EXERCISE:
According to the post about life in Lebanon, what did the Bourj Hammoud municipality state it was not responsible for?

Thursday, February 28, 2019

Are You from Paradise?


23.Are You from Paradise? (27 February 2019)
Looking deceptively like a paradise. (23 Jan. 2019 –
Ain Mreisse, Beirut)
            No one could accuse us of moving to “paradise” in coming to Lebanon. Just to give a brief whiff of what I mean, the Armenian papers recently published a statement from the nearby Bourj Hammoud municipality explaining (or insisting) that it was not responsible for the terrible garbage smell that has been filling the air in recent weeks. The smell is originating from one of many garbage dumps the government has created up and down the coast (also inland) over the years, where every sort of trash (including millions of plastic bottles as well as chemicals that should not be put in a seaside landfill) is piled high, then flattened out into the Mediterranean, trampling underfoot international treaties and responsible ecological stewardship. And the health of all, men and women, young and old, educated and illiterate, citizens and refugees, believers and agnostics alike.

Layout element annotations:
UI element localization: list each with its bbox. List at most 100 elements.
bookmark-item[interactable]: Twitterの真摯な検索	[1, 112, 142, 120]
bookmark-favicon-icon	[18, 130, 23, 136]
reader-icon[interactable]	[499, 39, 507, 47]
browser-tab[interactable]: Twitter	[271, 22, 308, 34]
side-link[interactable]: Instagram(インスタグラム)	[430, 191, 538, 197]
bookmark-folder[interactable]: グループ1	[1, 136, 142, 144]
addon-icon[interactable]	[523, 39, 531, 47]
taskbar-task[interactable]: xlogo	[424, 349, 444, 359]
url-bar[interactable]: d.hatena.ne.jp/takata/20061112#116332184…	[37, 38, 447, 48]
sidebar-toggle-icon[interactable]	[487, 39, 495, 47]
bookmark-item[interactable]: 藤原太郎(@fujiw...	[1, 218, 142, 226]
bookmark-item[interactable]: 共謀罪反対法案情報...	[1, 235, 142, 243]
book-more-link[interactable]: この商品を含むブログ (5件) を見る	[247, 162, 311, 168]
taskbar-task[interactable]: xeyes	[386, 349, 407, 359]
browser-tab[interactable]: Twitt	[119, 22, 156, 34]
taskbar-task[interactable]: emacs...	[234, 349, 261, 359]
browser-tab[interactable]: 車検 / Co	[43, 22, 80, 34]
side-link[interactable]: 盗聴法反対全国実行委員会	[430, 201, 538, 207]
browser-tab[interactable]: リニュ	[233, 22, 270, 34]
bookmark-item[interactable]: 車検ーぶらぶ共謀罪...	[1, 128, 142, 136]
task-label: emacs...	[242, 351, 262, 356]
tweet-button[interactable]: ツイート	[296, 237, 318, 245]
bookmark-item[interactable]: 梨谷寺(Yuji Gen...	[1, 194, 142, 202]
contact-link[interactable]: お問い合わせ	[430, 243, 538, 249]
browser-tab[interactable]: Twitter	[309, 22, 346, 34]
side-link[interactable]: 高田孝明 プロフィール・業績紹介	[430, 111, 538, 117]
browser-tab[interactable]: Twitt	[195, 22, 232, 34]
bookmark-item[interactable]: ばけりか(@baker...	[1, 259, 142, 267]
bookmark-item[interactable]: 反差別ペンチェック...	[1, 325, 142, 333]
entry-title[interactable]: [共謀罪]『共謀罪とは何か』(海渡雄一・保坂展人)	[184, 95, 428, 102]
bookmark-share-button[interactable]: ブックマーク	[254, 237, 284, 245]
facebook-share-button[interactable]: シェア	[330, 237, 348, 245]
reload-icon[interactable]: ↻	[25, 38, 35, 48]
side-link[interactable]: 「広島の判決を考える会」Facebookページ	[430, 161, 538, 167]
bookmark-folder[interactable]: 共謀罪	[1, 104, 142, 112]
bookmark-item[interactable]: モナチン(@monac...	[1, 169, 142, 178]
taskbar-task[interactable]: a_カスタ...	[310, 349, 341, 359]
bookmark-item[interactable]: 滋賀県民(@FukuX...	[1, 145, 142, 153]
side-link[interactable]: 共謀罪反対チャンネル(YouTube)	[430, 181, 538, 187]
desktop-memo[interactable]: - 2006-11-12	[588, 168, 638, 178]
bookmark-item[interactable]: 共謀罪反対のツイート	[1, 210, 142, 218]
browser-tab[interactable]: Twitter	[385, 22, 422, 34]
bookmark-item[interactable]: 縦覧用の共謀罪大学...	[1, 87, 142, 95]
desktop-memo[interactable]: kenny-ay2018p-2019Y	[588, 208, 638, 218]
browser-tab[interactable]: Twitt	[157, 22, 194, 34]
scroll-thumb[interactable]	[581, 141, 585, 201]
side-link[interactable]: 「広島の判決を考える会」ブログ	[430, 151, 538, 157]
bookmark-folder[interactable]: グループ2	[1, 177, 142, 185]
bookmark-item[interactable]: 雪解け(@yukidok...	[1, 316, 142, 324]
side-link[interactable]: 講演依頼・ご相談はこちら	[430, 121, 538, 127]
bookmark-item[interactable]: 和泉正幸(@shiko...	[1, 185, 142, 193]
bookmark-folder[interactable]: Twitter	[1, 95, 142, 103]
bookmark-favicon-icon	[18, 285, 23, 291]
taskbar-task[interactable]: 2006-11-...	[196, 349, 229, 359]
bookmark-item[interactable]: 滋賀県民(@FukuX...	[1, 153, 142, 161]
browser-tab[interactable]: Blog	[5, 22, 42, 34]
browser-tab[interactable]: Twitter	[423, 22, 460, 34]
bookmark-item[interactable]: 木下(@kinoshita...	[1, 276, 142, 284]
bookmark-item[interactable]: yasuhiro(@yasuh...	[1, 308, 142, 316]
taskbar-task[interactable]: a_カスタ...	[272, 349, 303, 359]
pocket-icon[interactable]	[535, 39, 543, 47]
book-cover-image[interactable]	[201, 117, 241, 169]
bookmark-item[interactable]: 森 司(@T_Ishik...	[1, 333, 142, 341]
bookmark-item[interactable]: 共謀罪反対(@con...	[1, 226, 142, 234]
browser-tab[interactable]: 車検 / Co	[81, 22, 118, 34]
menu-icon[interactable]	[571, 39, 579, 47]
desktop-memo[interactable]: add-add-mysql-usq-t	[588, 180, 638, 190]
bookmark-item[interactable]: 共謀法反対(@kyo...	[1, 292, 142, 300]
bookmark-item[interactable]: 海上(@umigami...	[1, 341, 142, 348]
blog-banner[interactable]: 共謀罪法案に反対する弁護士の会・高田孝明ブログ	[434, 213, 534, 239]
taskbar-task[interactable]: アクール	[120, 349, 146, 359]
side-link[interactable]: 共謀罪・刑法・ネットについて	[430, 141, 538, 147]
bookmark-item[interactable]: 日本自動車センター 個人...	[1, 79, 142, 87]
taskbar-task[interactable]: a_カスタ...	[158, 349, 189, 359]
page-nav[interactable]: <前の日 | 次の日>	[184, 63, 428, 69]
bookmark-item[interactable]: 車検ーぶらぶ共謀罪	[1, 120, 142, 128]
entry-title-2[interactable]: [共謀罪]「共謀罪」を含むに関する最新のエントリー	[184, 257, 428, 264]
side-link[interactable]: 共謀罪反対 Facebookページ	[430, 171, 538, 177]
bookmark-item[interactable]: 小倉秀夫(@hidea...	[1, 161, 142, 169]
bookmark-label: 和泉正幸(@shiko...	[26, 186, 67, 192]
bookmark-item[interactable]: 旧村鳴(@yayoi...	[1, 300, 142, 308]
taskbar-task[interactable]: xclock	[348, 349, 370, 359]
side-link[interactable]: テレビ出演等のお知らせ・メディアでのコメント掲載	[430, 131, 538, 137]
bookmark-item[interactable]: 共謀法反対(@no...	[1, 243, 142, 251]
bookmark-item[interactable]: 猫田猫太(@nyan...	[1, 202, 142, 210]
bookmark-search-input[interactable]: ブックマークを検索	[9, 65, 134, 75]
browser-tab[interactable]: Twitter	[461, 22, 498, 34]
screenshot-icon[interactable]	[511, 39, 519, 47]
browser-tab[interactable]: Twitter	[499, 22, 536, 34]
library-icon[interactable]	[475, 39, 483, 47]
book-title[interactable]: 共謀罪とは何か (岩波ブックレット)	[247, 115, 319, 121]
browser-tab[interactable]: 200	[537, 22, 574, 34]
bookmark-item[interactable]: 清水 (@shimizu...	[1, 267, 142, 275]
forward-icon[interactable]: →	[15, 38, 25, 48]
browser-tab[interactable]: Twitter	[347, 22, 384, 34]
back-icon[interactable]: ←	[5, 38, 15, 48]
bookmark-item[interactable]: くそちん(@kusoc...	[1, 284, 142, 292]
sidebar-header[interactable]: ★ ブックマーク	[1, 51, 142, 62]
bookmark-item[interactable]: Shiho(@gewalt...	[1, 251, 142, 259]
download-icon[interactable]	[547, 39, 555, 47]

EXERCISE RESPONSE:
The terrible garbage smell that had been filling the air in recent weeks.